Data entries
------------
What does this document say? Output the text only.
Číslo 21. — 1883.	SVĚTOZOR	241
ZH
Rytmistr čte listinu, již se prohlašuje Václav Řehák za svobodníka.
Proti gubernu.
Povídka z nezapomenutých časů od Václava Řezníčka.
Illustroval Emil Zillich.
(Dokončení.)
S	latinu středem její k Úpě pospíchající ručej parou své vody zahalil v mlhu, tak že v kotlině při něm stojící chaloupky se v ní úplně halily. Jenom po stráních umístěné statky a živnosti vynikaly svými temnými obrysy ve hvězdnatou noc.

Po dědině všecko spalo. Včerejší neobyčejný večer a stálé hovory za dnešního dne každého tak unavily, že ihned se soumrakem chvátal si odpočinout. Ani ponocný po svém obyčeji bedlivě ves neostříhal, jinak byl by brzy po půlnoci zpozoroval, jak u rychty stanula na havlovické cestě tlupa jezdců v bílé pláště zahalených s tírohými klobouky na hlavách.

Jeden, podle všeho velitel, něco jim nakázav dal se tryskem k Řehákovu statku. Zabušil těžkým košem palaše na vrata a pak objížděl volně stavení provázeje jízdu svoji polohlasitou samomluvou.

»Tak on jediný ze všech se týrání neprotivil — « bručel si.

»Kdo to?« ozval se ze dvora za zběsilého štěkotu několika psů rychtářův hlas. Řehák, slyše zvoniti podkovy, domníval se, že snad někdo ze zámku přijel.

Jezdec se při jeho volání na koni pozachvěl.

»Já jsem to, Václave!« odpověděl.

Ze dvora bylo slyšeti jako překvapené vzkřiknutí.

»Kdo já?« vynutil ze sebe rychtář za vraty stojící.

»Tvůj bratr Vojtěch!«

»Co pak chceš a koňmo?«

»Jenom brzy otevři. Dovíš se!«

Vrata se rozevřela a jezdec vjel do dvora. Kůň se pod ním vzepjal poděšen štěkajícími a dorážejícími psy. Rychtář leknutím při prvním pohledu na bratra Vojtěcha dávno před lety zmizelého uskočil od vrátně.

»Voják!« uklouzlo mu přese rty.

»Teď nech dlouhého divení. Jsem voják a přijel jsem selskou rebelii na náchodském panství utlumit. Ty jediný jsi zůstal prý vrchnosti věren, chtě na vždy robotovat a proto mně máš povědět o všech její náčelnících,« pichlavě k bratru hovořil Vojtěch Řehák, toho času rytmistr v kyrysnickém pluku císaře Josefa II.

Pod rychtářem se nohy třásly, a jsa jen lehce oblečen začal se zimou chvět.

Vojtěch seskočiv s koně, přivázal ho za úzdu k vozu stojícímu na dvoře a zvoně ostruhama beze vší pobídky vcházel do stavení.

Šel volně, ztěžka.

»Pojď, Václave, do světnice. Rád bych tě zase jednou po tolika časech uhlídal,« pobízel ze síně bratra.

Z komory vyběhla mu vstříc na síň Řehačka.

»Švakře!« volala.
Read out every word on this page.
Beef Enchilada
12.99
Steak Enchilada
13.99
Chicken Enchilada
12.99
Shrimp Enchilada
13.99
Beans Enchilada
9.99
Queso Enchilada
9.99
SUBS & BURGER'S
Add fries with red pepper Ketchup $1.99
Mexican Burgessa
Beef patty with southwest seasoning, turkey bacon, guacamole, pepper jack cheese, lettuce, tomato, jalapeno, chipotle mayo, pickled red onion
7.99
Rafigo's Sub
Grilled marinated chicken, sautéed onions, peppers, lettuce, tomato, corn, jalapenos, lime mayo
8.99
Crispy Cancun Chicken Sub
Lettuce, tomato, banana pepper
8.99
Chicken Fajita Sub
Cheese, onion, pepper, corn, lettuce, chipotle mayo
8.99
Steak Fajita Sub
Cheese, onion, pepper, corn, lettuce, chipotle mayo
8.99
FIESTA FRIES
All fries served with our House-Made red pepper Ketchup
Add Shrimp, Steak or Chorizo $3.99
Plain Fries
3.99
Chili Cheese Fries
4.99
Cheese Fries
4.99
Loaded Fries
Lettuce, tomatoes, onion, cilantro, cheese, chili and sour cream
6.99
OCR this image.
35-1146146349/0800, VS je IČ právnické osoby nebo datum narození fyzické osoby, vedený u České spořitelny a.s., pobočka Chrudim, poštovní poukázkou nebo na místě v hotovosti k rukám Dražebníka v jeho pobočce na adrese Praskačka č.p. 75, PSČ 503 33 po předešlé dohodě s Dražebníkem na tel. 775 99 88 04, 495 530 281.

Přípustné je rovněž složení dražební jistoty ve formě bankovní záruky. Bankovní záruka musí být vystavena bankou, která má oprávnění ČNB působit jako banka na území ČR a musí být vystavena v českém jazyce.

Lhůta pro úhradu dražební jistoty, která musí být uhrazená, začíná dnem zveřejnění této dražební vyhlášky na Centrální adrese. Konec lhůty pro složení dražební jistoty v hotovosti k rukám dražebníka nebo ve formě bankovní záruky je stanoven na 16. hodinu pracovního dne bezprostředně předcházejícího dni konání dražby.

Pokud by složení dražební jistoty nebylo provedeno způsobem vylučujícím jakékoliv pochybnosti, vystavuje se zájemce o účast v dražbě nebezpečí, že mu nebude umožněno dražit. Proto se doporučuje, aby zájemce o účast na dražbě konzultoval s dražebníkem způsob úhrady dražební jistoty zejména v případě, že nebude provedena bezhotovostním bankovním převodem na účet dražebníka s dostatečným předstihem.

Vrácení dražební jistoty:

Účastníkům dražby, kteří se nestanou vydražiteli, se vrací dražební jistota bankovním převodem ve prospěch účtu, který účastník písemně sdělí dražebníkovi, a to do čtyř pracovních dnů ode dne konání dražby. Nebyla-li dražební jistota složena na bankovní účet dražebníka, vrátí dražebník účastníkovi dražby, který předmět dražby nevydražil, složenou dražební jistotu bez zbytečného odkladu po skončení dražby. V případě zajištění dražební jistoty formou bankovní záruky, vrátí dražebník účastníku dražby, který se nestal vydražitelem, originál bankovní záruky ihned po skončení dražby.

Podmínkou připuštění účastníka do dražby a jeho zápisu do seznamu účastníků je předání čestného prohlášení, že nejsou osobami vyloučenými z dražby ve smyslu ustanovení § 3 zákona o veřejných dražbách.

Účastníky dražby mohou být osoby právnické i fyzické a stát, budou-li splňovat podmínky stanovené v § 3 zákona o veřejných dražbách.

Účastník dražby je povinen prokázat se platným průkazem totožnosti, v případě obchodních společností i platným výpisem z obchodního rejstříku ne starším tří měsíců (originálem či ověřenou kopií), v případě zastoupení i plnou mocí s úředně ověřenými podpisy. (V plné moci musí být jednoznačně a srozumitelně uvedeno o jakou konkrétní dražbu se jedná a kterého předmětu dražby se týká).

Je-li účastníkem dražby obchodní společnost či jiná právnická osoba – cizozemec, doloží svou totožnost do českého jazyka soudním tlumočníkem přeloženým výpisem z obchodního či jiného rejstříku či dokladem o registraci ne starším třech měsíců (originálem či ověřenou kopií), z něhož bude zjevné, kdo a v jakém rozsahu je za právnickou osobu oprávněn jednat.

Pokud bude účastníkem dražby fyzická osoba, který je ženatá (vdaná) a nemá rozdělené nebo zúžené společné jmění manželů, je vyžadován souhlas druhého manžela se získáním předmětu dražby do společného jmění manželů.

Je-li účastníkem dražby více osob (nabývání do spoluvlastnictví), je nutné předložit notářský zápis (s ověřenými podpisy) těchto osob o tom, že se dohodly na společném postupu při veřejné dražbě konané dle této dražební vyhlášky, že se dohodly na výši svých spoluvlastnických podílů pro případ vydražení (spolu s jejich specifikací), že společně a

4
------------
Every record above must be duplicated exactly.

▸ **Answer for this exercise**:
What does this document say? Output the text only.
Číslo 21. — 1883.	SVĚTOZOR	241
ZH
Rytmistr čte listinu, již se prohlašuje Václav Řehák za svobodníka.
Proti gubernu.
Povídka z nezapomenutých časů od Václava Řezníčka.
Illustroval Emil Zillich.
(Dokončení.)
S	latinu středem její k Úpě pospíchající ručej parou své vody zahalil v mlhu, tak že v kotlině při něm stojící chaloupky se v ní úplně halily. Jenom po stráních umístěné statky a živnosti vynikaly svými temnými obrysy ve hvězdnatou noc.

Po dědině všecko spalo. Včerejší neobyčejný večer a stálé hovory za dnešního dne každého tak unavily, že ihned se soumrakem chvátal si odpočinout. Ani ponocný po svém obyčeji bedlivě ves neostříhal, jinak byl by brzy po půlnoci zpozoroval, jak u rychty stanula na havlovické cestě tlupa jezdců v bílé pláště zahalených s tírohými klobouky na hlavách.

Jeden, podle všeho velitel, něco jim nakázav dal se tryskem k Řehákovu statku. Zabušil těžkým košem palaše na vrata a pak objížděl volně stavení provázeje jízdu svoji polohlasitou samomluvou.

»Tak on jediný ze všech se týrání neprotivil — « bručel si.

»Kdo to?« ozval se ze dvora za zběsilého štěkotu několika psů rychtářův hlas. Řehák, slyše zvoniti podkovy, domníval se, že snad někdo ze zámku přijel.

Jezdec se při jeho volání na koni pozachvěl.

»Já jsem to, Václave!« odpověděl.

Ze dvora bylo slyšeti jako překvapené vzkřiknutí.

»Kdo já?« vynutil ze sebe rychtář za vraty stojící.

»Tvůj bratr Vojtěch!«

»Co pak chceš a koňmo?«

»Jenom brzy otevři. Dovíš se!«

Vrata se rozevřela a jezdec vjel do dvora. Kůň se pod ním vzepjal poděšen štěkajícími a dorážejícími psy. Rychtář leknutím při prvním pohledu na bratra Vojtěcha dávno před lety zmizelého uskočil od vrátně.

»Voják!« uklouzlo mu přese rty.

»Teď nech dlouhého divení. Jsem voják a přijel jsem selskou rebelii na náchodském panství utlumit. Ty jediný jsi zůstal prý vrchnosti věren, chtě na vždy robotovat a proto mně máš povědět o všech její náčelnících,« pichlavě k bratru hovořil Vojtěch Řehák, toho času rytmistr v kyrysnickém pluku císaře Josefa II.

Pod rychtářem se nohy třásly, a jsa jen lehce oblečen začal se zimou chvět.

Vojtěch seskočiv s koně, přivázal ho za úzdu k vozu stojícímu na dvoře a zvoně ostruhama beze vší pobídky vcházel do stavení.

Šel volně, ztěžka.

»Pojď, Václave, do světnice. Rád bych tě zase jednou po tolika časech uhlídal,« pobízel ze síně bratra.

Z komory vyběhla mu vstříc na síň Řehačka.

»Švakře!« volala.
Read out every word on this page.
Beef Enchilada
12.99
Steak Enchilada
13.99
Chicken Enchilada
12.99
Shrimp Enchilada
13.99
Beans Enchilada
9.99
Queso Enchilada
9.99
SUBS & BURGER'S
Add fries with red pepper Ketchup $1.99
Mexican Burgessa
Beef patty with southwest seasoning, turkey bacon, guacamole, pepper jack cheese, lettuce, tomato, jalapeno, chipotle mayo, pickled red onion
7.99
Rafigo's Sub
Grilled marinated chicken, sautéed onions, peppers, lettuce, tomato, corn, jalapenos, lime mayo
8.99
Crispy Cancun Chicken Sub
Lettuce, tomato, banana pepper
8.99
Chicken Fajita Sub
Cheese, onion, pepper, corn, lettuce, chipotle mayo
8.99
Steak Fajita Sub
Cheese, onion, pepper, corn, lettuce, chipotle mayo
8.99
FIESTA FRIES
All fries served with our House-Made red pepper Ketchup
Add Shrimp, Steak or Chorizo $3.99
Plain Fries
3.99
Chili Cheese Fries
4.99
Cheese Fries
4.99
Loaded Fries
Lettuce, tomatoes, onion, cilantro, cheese, chili and sour cream
6.99
OCR this image.
35-1146146349/0800, VS je IČ právnické osoby nebo datum narození fyzické osoby, vedený u České spořitelny a.s., pobočka Chrudim, poštovní poukázkou nebo na místě v hotovosti k rukám Dražebníka v jeho pobočce na adrese Praskačka č.p. 75, PSČ 503 33 po předešlé dohodě s Dražebníkem na tel. 775 99 88 04, 495 530 281.

Přípustné je rovněž složení dražební jistoty ve formě bankovní záruky. Bankovní záruka musí být vystavena bankou, která má oprávnění ČNB působit jako banka na území ČR a musí být vystavena v českém jazyce.

Lhůta pro úhradu dražební jistoty, která musí být uhrazená, začíná dnem zveřejnění této dražební vyhlášky na Centrální adrese. Konec lhůty pro složení dražební jistoty v hotovosti k rukám dražebníka nebo ve formě bankovní záruky je stanoven na 16. hodinu pracovního dne bezprostředně předcházejícího dni konání dražby.

Pokud by složení dražební jistoty nebylo provedeno způsobem vylučujícím jakékoliv pochybnosti, vystavuje se zájemce o účast v dražbě nebezpečí, že mu nebude umožněno dražit. Proto se doporučuje, aby zájemce o účast na dražbě konzultoval s dražebníkem způsob úhrady dražební jistoty zejména v případě, že nebude provedena bezhotovostním bankovním převodem na účet dražebníka s dostatečným předstihem.

Vrácení dražební jistoty:

Účastníkům dražby, kteří se nestanou vydražiteli, se vrací dražební jistota bankovním převodem ve prospěch účtu, který účastník písemně sdělí dražebníkovi, a to do čtyř pracovních dnů ode dne konání dražby. Nebyla-li dražební jistota složena na bankovní účet dražebníka, vrátí dražebník účastníkovi dražby, který předmět dražby nevydražil, složenou dražební jistotu bez zbytečného odkladu po skončení dražby. V případě zajištění dražební jistoty formou bankovní záruky, vrátí dražebník účastníku dražby, který se nestal vydražitelem, originál bankovní záruky ihned po skončení dražby.

Podmínkou připuštění účastníka do dražby a jeho zápisu do seznamu účastníků je předání čestného prohlášení, že nejsou osobami vyloučenými z dražby ve smyslu ustanovení § 3 zákona o veřejných dražbách.

Účastníky dražby mohou být osoby právnické i fyzické a stát, budou-li splňovat podmínky stanovené v § 3 zákona o veřejných dražbách.

Účastník dražby je povinen prokázat se platným průkazem totožnosti, v případě obchodních společností i platným výpisem z obchodního rejstříku ne starším tří měsíců (originálem či ověřenou kopií), v případě zastoupení i plnou mocí s úředně ověřenými podpisy. (V plné moci musí být jednoznačně a srozumitelně uvedeno o jakou konkrétní dražbu se jedná a kterého předmětu dražby se týká).

Je-li účastníkem dražby obchodní společnost či jiná právnická osoba – cizozemec, doloží svou totožnost do českého jazyka soudním tlumočníkem přeloženým výpisem z obchodního či jiného rejstříku či dokladem o registraci ne starším třech měsíců (originálem či ověřenou kopií), z něhož bude zjevné, kdo a v jakém rozsahu je za právnickou osobu oprávněn jednat.

Pokud bude účastníkem dražby fyzická osoba, který je ženatá (vdaná) a nemá rozdělené nebo zúžené společné jmění manželů, je vyžadován souhlas druhého manžela se získáním předmětu dražby do společného jmění manželů.

Je-li účastníkem dražby více osob (nabývání do spoluvlastnictví), je nutné předložit notářský zápis (s ověřenými podpisy) těchto osob o tom, že se dohodly na společném postupu při veřejné dražbě konané dle této dražební vyhlášky, že se dohodly na výši svých spoluvlastnických podílů pro případ vydražení (spolu s jejich specifikací), že společně a

4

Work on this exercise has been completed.